Input material:
- - - -

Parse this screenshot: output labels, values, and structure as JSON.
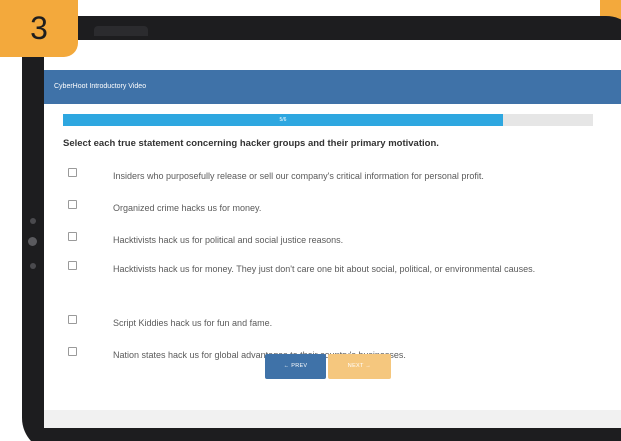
{
  "badge": {
    "step_number": "3"
  },
  "course": {
    "title": "CyberHoot Introductory Video"
  },
  "progress": {
    "label": "5/6",
    "fraction": 0.83
  },
  "question": {
    "text": "Select each true statement concerning hacker groups and their primary motivation."
  },
  "options": [
    {
      "label": "Insiders who purposefully release or sell our company's critical information for personal profit.",
      "checked": false
    },
    {
      "label": "Organized crime hacks us for money.",
      "checked": false
    },
    {
      "label": "Hacktivists hack us for political and social justice reasons.",
      "checked": false
    },
    {
      "label": "Hacktivists hack us for money. They just don't care one bit about social, political, or environmental causes.",
      "checked": false
    },
    {
      "label": "Script Kiddies hack us for fun and fame.",
      "checked": false
    },
    {
      "label": "Nation states hack us for global advantages to their country's businesses.",
      "checked": false
    }
  ],
  "nav": {
    "prev_label": "← PREV",
    "next_label": "NEXT →"
  },
  "colors": {
    "accent_orange": "#f3a93c",
    "header_blue": "#3f72a8",
    "progress_blue": "#2ea7e0",
    "next_disabled": "#f5c77e",
    "bezel": "#1d1d1f"
  }
}
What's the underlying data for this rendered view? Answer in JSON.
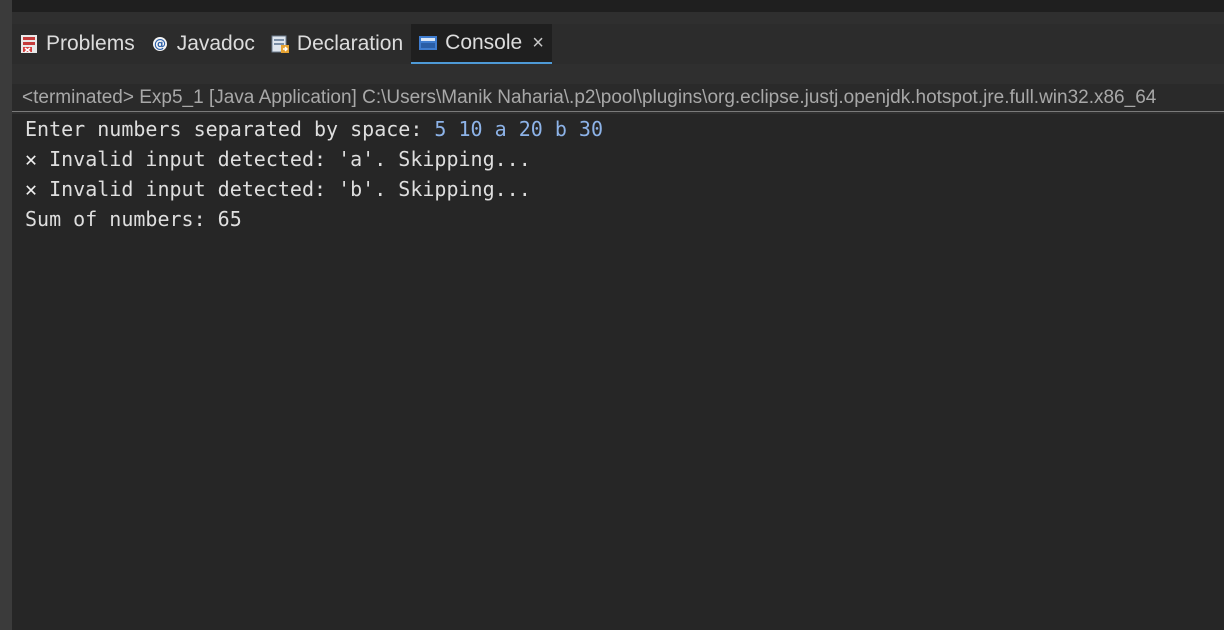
{
  "tabs": [
    {
      "label": "Problems",
      "icon": "problems-icon"
    },
    {
      "label": "Javadoc",
      "icon": "javadoc-icon"
    },
    {
      "label": "Declaration",
      "icon": "declaration-icon"
    },
    {
      "label": "Console",
      "icon": "console-icon",
      "active": true,
      "close": "×"
    }
  ],
  "status": "<terminated> Exp5_1 [Java Application] C:\\Users\\Manik Naharia\\.p2\\pool\\plugins\\org.eclipse.justj.openjdk.hotspot.jre.full.win32.x86_64",
  "console": {
    "prompt": "Enter numbers separated by space: ",
    "user_input": "5 10 a 20 b 30",
    "error_mark": "✕",
    "error_lines": [
      " Invalid input detected: 'a'. Skipping...",
      " Invalid input detected: 'b'. Skipping..."
    ],
    "result": "Sum of numbers: 65"
  },
  "colors": {
    "background": "#262626",
    "input_text": "#8db3e8",
    "active_tab_underline": "#4e9ad6"
  }
}
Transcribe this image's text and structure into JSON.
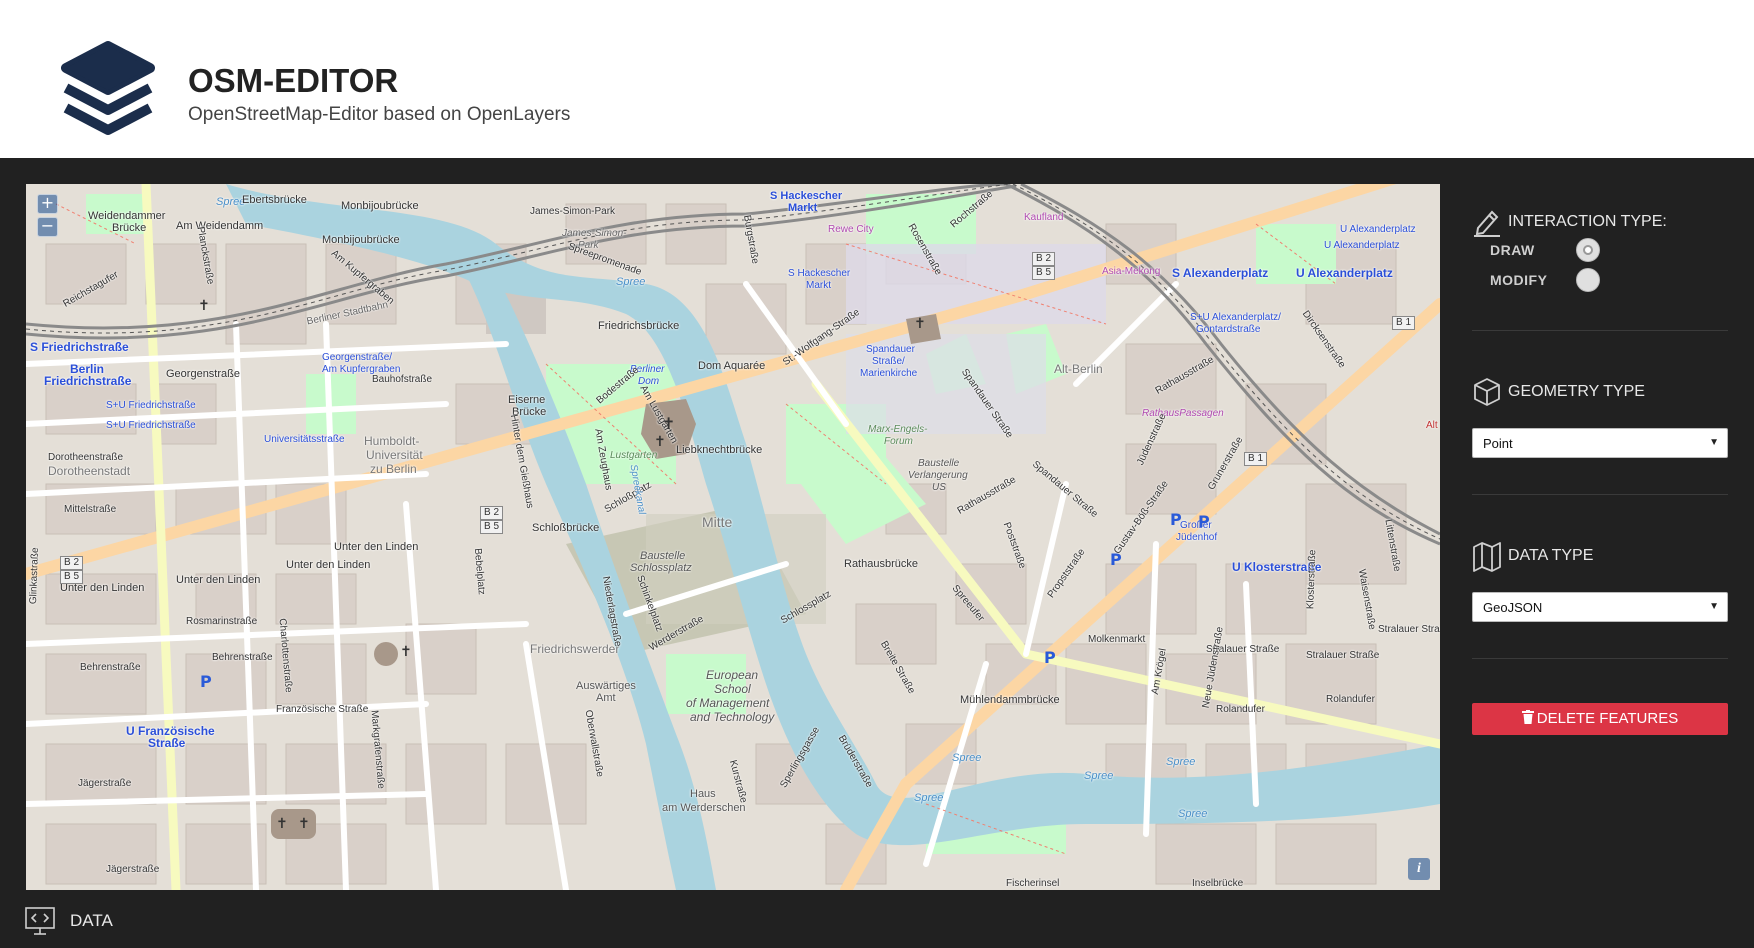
{
  "header": {
    "title": "OSM-EDITOR",
    "subtitle": "OpenStreetMap-Editor based on OpenLayers",
    "logo_icon": "layers-stack-icon",
    "logo_color": "#1b2d4b"
  },
  "map": {
    "zoom_in": "+",
    "zoom_out": "−",
    "attribution": "i",
    "labels": {
      "spree1": "Spree",
      "ebertsbruecke": "Ebertsbrücke",
      "monbijoubruecke": "Monbijoubrücke",
      "weidendammer": "Weidendammer",
      "bruecke": "Brücke",
      "am_weidendamm": "Am Weidendamm",
      "monbijoubruecke2": "Monbijoubrücke",
      "s_friedrichstr": "S Friedrichstraße",
      "berlin_friedrichstr": "Berlin",
      "friedrichstrasse": "Friedrichstraße",
      "georgenstr": "Georgenstraße",
      "su_friedrichstr": "S+U Friedrichstraße",
      "su_friedrichstr2": "S+U Friedrichstraße",
      "universitaetsstr": "Universitätsstraße",
      "humboldt": "Humboldt-",
      "universitaet": "Universität",
      "zu_berlin": "zu Berlin",
      "dorotheenstadt": "Dorotheenstadt",
      "dorotheenstr": "Dorotheenstraße",
      "mittelstr": "Mittelstraße",
      "unter_den_linden1": "Unter den Linden",
      "unter_den_linden2": "Unter den Linden",
      "unter_den_linden3": "Unter den Linden",
      "unter_den_linden4": "Unter den Linden",
      "rosmarinstr": "Rosmarinstraße",
      "behrenstr": "Behrenstraße",
      "behrenstr2": "Behrenstraße",
      "franzoesische": "Französische Straße",
      "u_franzoesische": "U Französische",
      "strasse": "Straße",
      "jaegerstr": "Jägerstraße",
      "jaegerstr2": "Jägerstraße",
      "glinkastr": "Glinkastraße",
      "am_kupfergraben": "Am Kupfergraben",
      "georgenstr_ak": "Georgenstraße/",
      "am_kupfergraben2": "Am Kupfergraben",
      "bauhofstr": "Bauhofstraße",
      "james_simon_park": "James-Simon-Park",
      "james_simon": "James-Simon-",
      "park": "Park",
      "spreepromenade": "Spreepromenade",
      "friedrichsbruecke": "Friedrichsbrücke",
      "berliner_dom": "Berliner",
      "dom": "Dom",
      "dom_aquaree": "Dom Aquarée",
      "lustgarten": "Lustgarten",
      "am_lustgarten": "Am Lustgarten",
      "eiserne": "Eiserne",
      "bruecke2": "Brücke",
      "liebknechtbruecke": "Liebknechtbrücke",
      "schlossplatz": "Schloßplatz",
      "schlossbruecke": "Schloßbrücke",
      "mitte": "Mitte",
      "baustelle": "Baustelle",
      "schlossplatz2": "Schlossplatz",
      "friedrichswerder": "Friedrichswerder",
      "auswaertiges": "Auswärtiges",
      "amt": "Amt",
      "european": "European",
      "school": "School",
      "of_management": "of Management",
      "and_technology": "and Technology",
      "haus": "Haus",
      "am_werderschen": "am Werderschen",
      "s_hackescher_markt": "S Hackescher",
      "markt": "Markt",
      "s_hackescher2": "S Hackescher",
      "markt2": "Markt",
      "rewe": "Rewe City",
      "kaufland": "Kaufland",
      "asia_mekong": "Asia-Mekong",
      "s_alexanderplatz": "S Alexanderplatz",
      "u_alexanderplatz": "U Alexanderplatz",
      "u_alexanderplatz2": "U Alexanderplatz",
      "u_alexanderplatz3": "U Alexanderplatz",
      "su_alexanderplatz": "S+U Alexanderplatz/",
      "gontardstr": "Gontardstraße",
      "alt_berlin": "Alt-Berlin",
      "rathausstr": "Rathausstraße",
      "rathauspassagen": "RathausPassagen",
      "spandauer_str": "Spandauer Straße",
      "spandauer_str2": "Spandauer Straße",
      "spandauer_marien": "Spandauer",
      "strasse_marien": "Straße/",
      "marienkirche": "Marienkirche",
      "marx_engels": "Marx-Engels-",
      "forum": "Forum",
      "baustelle_verlangerung": "Baustelle",
      "verlangerung": "Verlangerung",
      "us": "US",
      "rathausbruecke": "Rathausbrücke",
      "muehlendammbruecke": "Mühlendammbrücke",
      "molkenmarkt": "Molkenmarkt",
      "stralauer_str": "Stralauer Straße",
      "stralauer_str2": "Stralauer Straße",
      "stralauer_str3": "Stralauer Stra",
      "u_klosterstrasse": "U Klosterstraße",
      "grosser": "Großer",
      "juedenhof": "Jüdenhof",
      "grunerstr": "Grunerstraße",
      "rolandufer": "Rolandufer",
      "rolandufer2": "Rolandufer",
      "b2b5_a": "B 2",
      "b2b5_b": "B 5",
      "b2b5_c": "B 2",
      "b2b5_d": "B 5",
      "b2b5_e": "B 2",
      "b2b5_f": "B 5",
      "b1_a": "B 1",
      "b1_b": "B 1",
      "spree_water2": "Spree",
      "spree_water3": "Spree",
      "spree_water4": "Spree",
      "spree_water5": "Spree",
      "spree_water6": "Spree",
      "spree_water7": "Spree",
      "fischerinsel": "Fischerinsel",
      "inselbruecke": "Inselbrücke",
      "dircksenstr": "Dircksenstraße",
      "rochstr": "Rochstraße",
      "burgstr": "Burgstraße",
      "st_wolfgang": "St.-Wolfgang-Straße",
      "rosenstr": "Rosenstraße",
      "bodestr": "Bodestraße",
      "am_zeughaus": "Am Zeughaus",
      "spreekanal": "Spreekanal",
      "breite_str": "Breite Straße",
      "bruederstr": "Brüderstraße",
      "sperlingsgasse": "Sperlingsgasse",
      "judenstr": "Jüdenstraße",
      "kloster": "Klosterstraße",
      "littenstr": "Littenstraße",
      "waisenstr": "Waisenstraße",
      "am_kroegel": "Am Krögel",
      "gustav_boss": "Gustav-Böß-Straße",
      "propststr": "Propststraße",
      "poststr": "Poststraße",
      "rathausstr2": "Rathausstraße",
      "spreeufer": "Spreeufer",
      "werderstr": "Werderstraße",
      "oberwallstr": "Oberwallstraße",
      "niederlagstr": "Niederlagstraße",
      "schinkelplatz": "Schinkelplatz",
      "kurstr": "Kurstraße",
      "charlottenstr": "Charlottenstraße",
      "markgrafenstr": "Markgrafenstraße",
      "hinter_giesshaus": "Hinter dem Gießhaus",
      "bebelplatz": "Bebelplatz",
      "planckstr": "Planckstraße",
      "reichstagufer": "Reichstagufer",
      "schlossplatz3": "Schlossplatz",
      "neue_juedenstr": "Neue Jüdenstraße",
      "berliner_stadtbahn": "Berliner Stadtbahn",
      "alt": "Alt"
    }
  },
  "panel": {
    "interaction": {
      "title": "INTERACTION TYPE:",
      "icon": "pen-icon",
      "options": [
        {
          "label": "DRAW",
          "checked": true
        },
        {
          "label": "MODIFY",
          "checked": false
        }
      ]
    },
    "geometry": {
      "title": "GEOMETRY TYPE",
      "icon": "cube-icon",
      "selected": "Point"
    },
    "data": {
      "title": "DATA TYPE",
      "icon": "map-icon",
      "selected": "GeoJSON"
    },
    "delete_label": "DELETE FEATURES",
    "delete_icon": "trash-icon",
    "delete_color": "#dc3545"
  },
  "footer": {
    "data_label": "DATA",
    "data_icon": "monitor-code-icon"
  }
}
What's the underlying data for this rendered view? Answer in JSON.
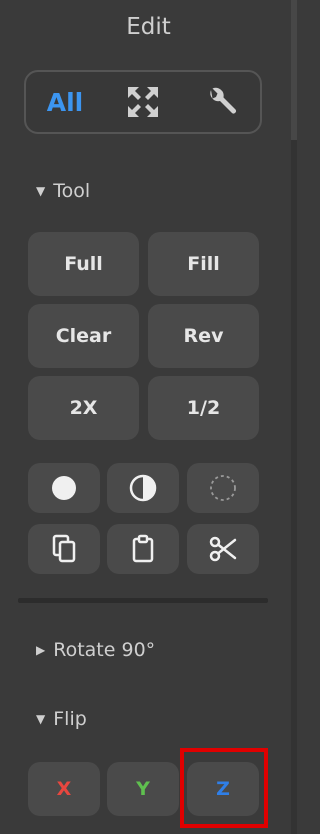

- - - -

Aim:
Extract, from the material above, each line holding the word "Baustelle".

Written reply:
      "baustelle": "Baustelle",
      "baustelle_verlangerung": "Baustelle",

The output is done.